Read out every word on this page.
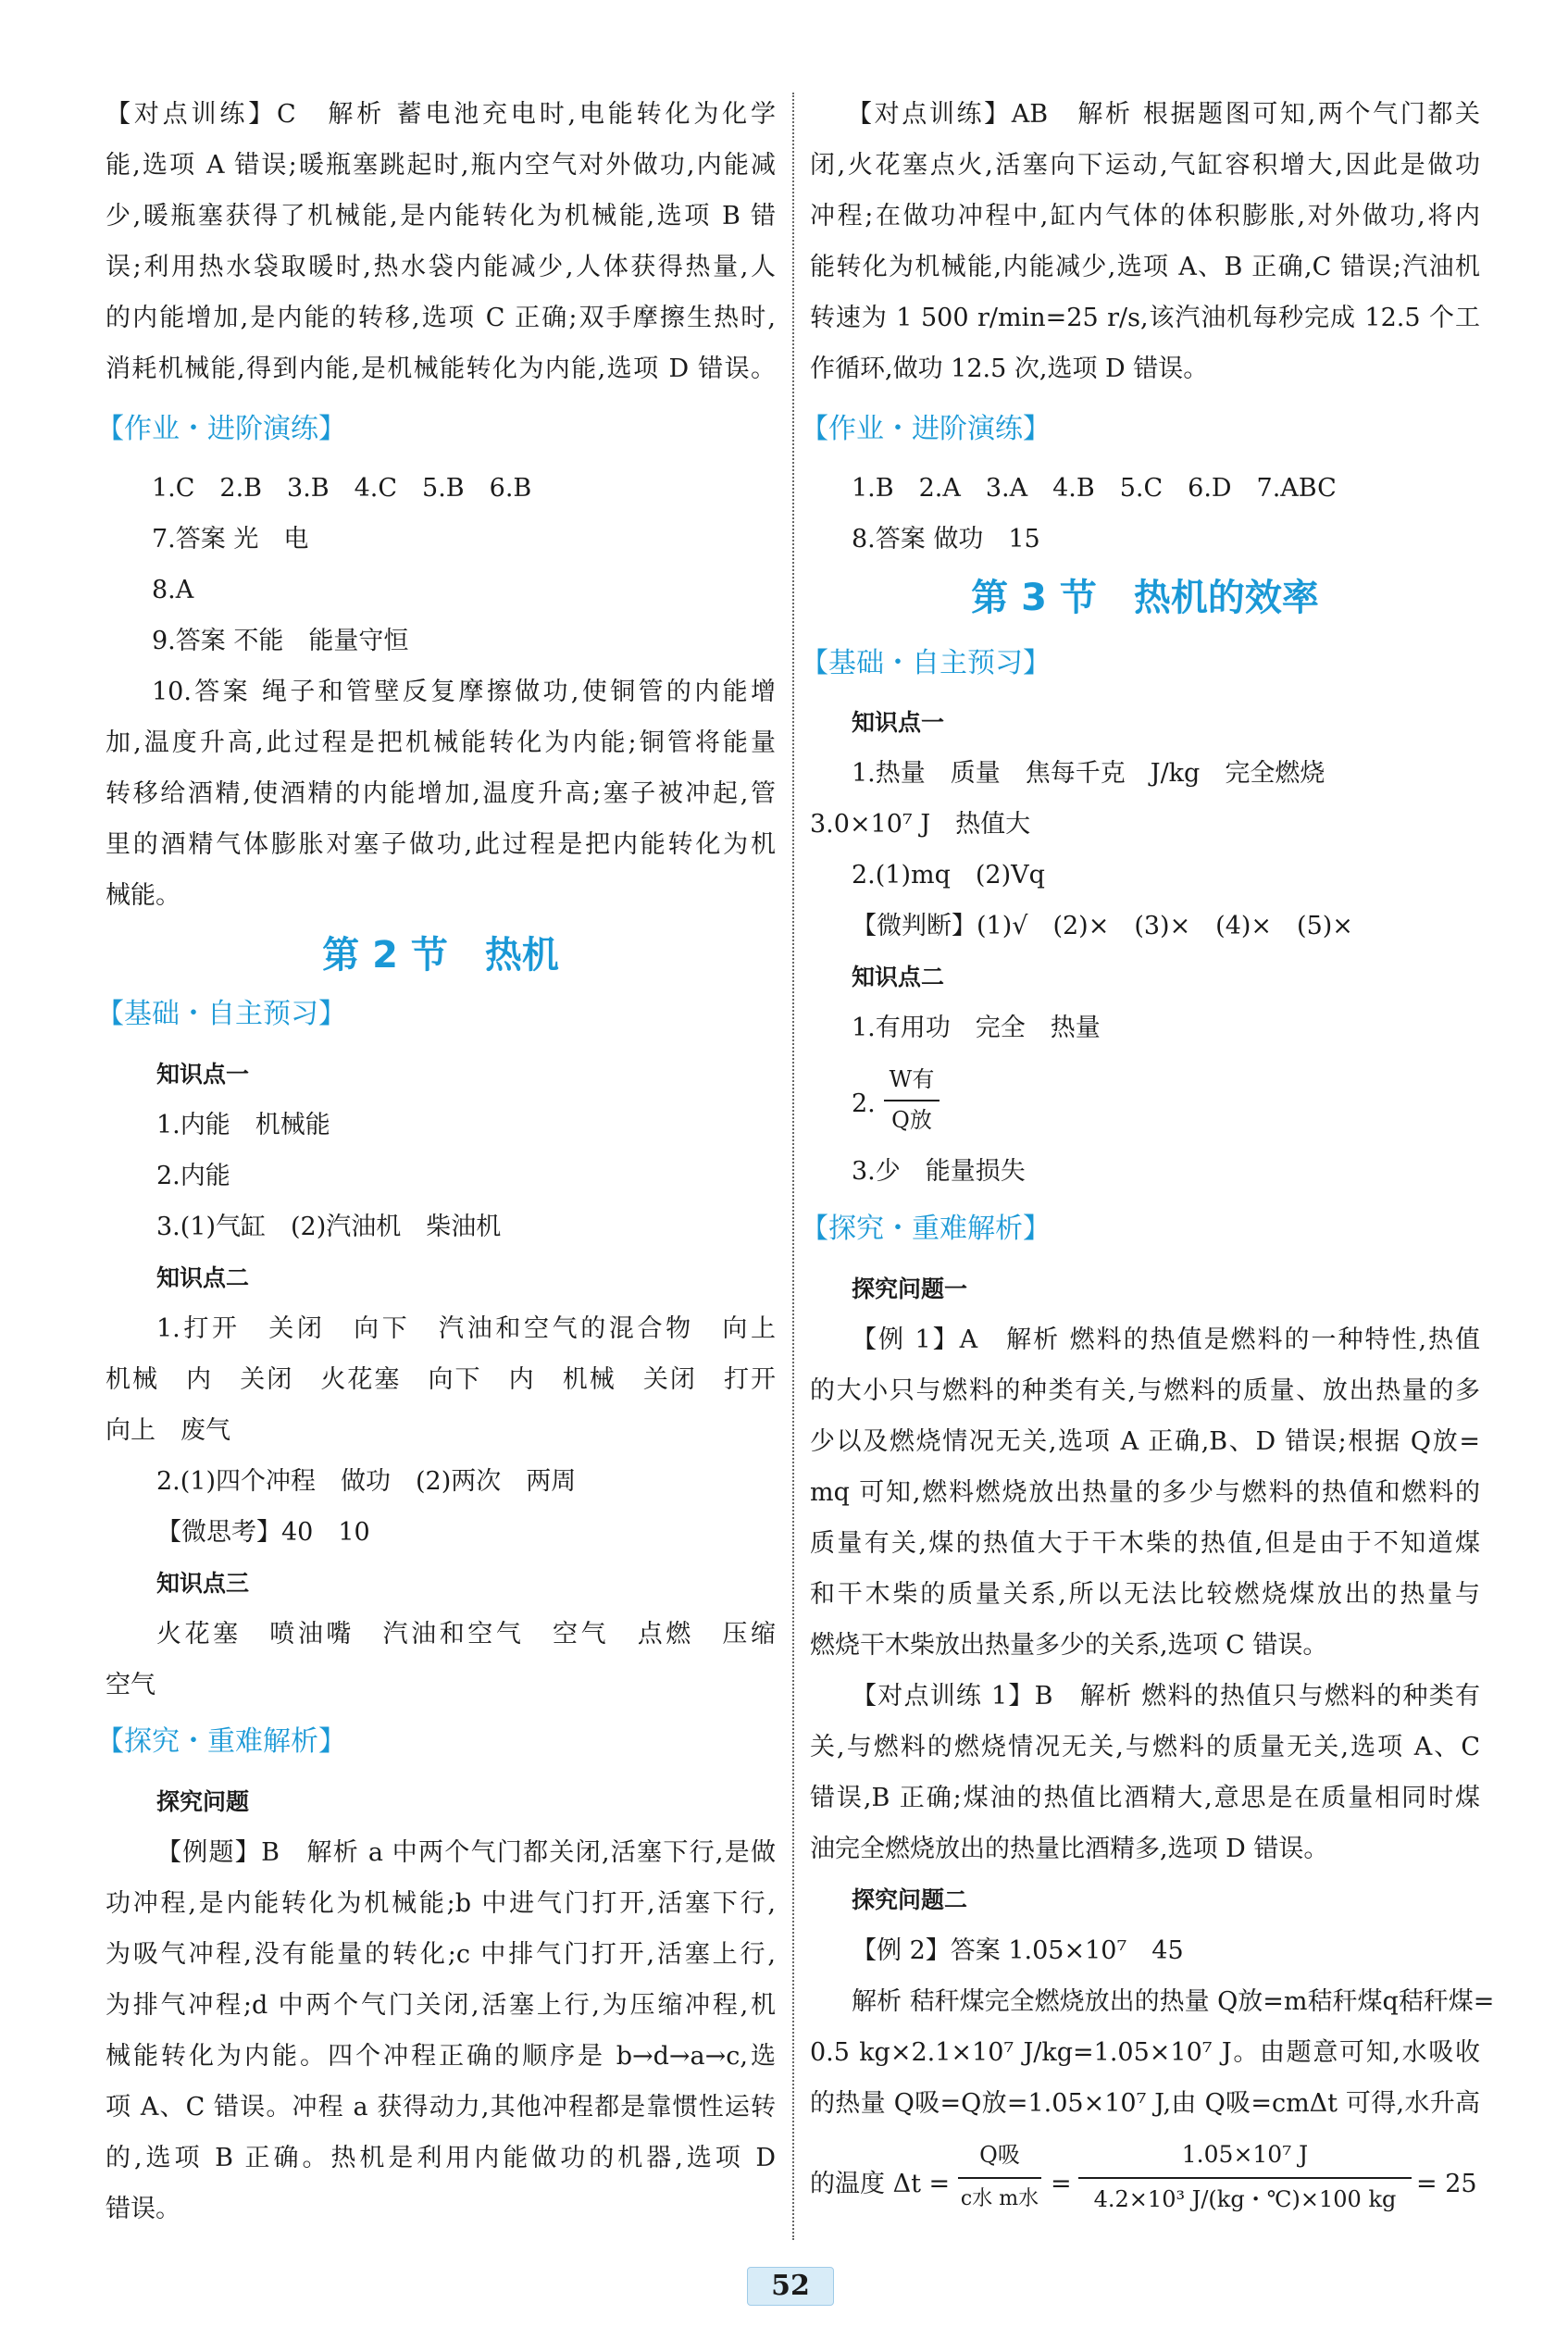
【对点训练】C　解析 蓄电池充电时,电能转化为化学
能,选项 A 错误;暖瓶塞跳起时,瓶内空气对外做功,内能减
少,暖瓶塞获得了机械能,是内能转化为机械能,选项 B 错
误;利用热水袋取暖时,热水袋内能减少,人体获得热量,人
的内能增加,是内能的转移,选项 C 正确;双手摩擦生热时,
消耗机械能,得到内能,是机械能转化为内能,选项 D 错误。
【作业・进阶演练】
1.C　2.B　3.B　4.C　5.B　6.B
7.答案 光　电
8.A
9.答案 不能　能量守恒
10.答案 绳子和管壁反复摩擦做功,使铜管的内能增
加,温度升高,此过程是把机械能转化为内能;铜管将能量
转移给酒精,使酒精的内能增加,温度升高;塞子被冲起,管
里的酒精气体膨胀对塞子做功,此过程是把内能转化为机
械能。
第 2 节　热机
【基础・自主预习】
知识点一
1.内能　机械能
2.内能
3.(1)气缸　(2)汽油机　柴油机
知识点二
1.打开　关闭　向下　汽油和空气的混合物　向上
机械　内　关闭　火花塞　向下　内　机械　关闭　打开
向上　废气
2.(1)四个冲程　做功　(2)两次　两周
【微思考】40　10
知识点三
火花塞　喷油嘴　汽油和空气　空气　点燃　压缩
空气
【探究・重难解析】
探究问题
【例题】B　解析 a 中两个气门都关闭,活塞下行,是做
功冲程,是内能转化为机械能;b 中进气门打开,活塞下行,
为吸气冲程,没有能量的转化;c 中排气门打开,活塞上行,
为排气冲程;d 中两个气门关闭,活塞上行,为压缩冲程,机
械能转化为内能。四个冲程正确的顺序是 b→d→a→c,选
项 A、C 错误。冲程 a 获得动力,其他冲程都是靠惯性运转
的,选项 B 正确。热机是利用内能做功的机器,选项 D
错误。
【对点训练】AB　解析 根据题图可知,两个气门都关
闭,火花塞点火,活塞向下运动,气缸容积增大,因此是做功
冲程;在做功冲程中,缸内气体的体积膨胀,对外做功,将内
能转化为机械能,内能减少,选项 A、B 正确,C 错误;汽油机
转速为 1 500 r/min=25 r/s,该汽油机每秒完成 12.5 个工
作循环,做功 12.5 次,选项 D 错误。
【作业・进阶演练】
1.B　2.A　3.A　4.B　5.C　6.D　7.ABC
8.答案 做功　15
第 3 节　热机的效率
【基础・自主预习】
知识点一
1.热量　质量　焦每千克　J/kg　完全燃烧
3.0×10⁷ J　热值大
2.(1)mq　(2)Vq
【微判断】(1)√　(2)×　(3)×　(4)×　(5)×
知识点二
1.有用功　完全　热量
2.
W有
Q放
3.少　能量损失
【探究・重难解析】
探究问题一
【例 1】A　解析 燃料的热值是燃料的一种特性,热值
的大小只与燃料的种类有关,与燃料的质量、放出热量的多
少以及燃烧情况无关,选项 A 正确,B、D 错误;根据 Q放=
mq 可知,燃料燃烧放出热量的多少与燃料的热值和燃料的
质量有关,煤的热值大于干木柴的热值,但是由于不知道煤
和干木柴的质量关系,所以无法比较燃烧煤放出的热量与
燃烧干木柴放出热量多少的关系,选项 C 错误。
【对点训练 1】B　解析 燃料的热值只与燃料的种类有
关,与燃料的燃烧情况无关,与燃料的质量无关,选项 A、C
错误,B 正确;煤油的热值比酒精大,意思是在质量相同时煤
油完全燃烧放出的热量比酒精多,选项 D 错误。
探究问题二
【例 2】答案 1.05×10⁷　45
解析 秸秆煤完全燃烧放出的热量 Q放=m秸秆煤q秸秆煤=
0.5 kg×2.1×10⁷ J/kg=1.05×10⁷ J。由题意可知,水吸收
的热量 Q吸=Q放=1.05×10⁷ J,由 Q吸=cmΔt 可得,水升高
的温度 Δt =
Q吸
c水 m水
=
1.05×10⁷ J
4.2×10³ J/(kg・℃)×100 kg
= 25
52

+-------+

#### Exercise prompt:
Using the listing above, say how many of its lines contain the string "活塞下行", giving nothing but the figure.

#### Response:
2